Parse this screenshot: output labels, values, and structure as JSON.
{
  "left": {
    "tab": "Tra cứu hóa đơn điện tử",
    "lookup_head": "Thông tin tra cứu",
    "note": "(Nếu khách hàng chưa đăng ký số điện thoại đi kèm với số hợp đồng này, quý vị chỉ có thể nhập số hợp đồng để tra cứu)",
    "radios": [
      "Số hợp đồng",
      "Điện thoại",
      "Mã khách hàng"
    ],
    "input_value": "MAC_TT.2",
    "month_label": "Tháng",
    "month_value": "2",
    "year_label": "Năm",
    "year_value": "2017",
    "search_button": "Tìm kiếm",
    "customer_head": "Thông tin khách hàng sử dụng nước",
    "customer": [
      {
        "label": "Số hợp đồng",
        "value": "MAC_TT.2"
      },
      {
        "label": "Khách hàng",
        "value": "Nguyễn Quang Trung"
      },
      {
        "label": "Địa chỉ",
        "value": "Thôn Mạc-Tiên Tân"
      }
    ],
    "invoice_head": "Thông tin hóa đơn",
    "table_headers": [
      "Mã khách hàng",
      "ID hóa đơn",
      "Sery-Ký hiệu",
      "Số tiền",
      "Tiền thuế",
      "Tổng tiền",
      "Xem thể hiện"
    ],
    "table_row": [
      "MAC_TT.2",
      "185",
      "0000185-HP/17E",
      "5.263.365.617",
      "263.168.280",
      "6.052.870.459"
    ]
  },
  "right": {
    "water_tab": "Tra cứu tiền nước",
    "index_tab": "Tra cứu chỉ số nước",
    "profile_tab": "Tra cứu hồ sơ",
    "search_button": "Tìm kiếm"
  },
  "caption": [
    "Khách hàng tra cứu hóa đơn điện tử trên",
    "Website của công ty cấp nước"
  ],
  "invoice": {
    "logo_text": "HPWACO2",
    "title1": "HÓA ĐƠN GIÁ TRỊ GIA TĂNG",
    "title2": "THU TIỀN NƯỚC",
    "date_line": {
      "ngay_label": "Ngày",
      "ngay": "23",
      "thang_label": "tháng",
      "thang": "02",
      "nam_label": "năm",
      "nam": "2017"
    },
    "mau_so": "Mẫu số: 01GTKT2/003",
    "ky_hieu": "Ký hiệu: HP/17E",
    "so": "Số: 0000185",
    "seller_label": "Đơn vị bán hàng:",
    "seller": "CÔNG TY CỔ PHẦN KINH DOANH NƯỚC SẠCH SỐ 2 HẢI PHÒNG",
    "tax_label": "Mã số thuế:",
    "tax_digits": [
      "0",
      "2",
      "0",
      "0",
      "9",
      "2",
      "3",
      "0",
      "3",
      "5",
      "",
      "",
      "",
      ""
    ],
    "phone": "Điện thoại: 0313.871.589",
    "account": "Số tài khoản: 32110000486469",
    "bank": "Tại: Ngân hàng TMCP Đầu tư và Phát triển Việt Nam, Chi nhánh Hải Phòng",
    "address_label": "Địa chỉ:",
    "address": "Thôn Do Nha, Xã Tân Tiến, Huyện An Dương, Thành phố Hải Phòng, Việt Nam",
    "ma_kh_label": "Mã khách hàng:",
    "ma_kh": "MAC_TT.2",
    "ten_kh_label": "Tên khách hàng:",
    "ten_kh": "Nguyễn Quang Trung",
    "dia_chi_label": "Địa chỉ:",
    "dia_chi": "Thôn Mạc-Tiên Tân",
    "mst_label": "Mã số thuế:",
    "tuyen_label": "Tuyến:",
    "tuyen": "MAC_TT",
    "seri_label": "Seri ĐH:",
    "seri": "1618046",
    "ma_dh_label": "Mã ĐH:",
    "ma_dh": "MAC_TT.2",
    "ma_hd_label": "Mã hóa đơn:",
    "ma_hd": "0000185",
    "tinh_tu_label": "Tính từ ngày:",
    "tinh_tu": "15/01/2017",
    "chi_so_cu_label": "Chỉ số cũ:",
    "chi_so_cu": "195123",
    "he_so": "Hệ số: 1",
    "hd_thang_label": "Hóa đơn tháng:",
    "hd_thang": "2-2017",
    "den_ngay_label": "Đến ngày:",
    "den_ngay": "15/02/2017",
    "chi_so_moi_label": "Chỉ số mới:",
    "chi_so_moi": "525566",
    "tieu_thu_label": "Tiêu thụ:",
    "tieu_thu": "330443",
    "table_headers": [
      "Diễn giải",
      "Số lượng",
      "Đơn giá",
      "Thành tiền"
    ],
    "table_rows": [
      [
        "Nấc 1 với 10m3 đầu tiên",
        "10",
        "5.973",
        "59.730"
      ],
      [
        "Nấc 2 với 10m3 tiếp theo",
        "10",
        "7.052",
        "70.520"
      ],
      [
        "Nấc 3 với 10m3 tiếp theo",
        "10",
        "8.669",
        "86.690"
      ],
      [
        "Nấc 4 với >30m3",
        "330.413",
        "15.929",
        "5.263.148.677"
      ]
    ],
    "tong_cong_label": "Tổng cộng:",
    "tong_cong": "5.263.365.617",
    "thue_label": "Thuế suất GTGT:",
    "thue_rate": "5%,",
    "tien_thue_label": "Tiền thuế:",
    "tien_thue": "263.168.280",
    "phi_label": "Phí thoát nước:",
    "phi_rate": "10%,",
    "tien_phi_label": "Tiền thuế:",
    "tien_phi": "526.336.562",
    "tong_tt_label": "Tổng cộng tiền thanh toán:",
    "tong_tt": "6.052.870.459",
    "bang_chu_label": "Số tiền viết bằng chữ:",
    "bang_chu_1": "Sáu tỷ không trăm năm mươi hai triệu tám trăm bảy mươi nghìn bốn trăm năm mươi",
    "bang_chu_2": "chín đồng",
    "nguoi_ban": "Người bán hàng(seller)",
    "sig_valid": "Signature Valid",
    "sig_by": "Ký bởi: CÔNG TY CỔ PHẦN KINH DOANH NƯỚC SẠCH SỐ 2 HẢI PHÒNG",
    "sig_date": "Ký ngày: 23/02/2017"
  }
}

============

**YOUR TASK**:
Extract each line from the entries above that contains the string "Nguyễn".

**TASK RESULT**:
        "value": "Nguyễn Quang Trung"
    "ten_kh": "Nguyễn Quang Trung",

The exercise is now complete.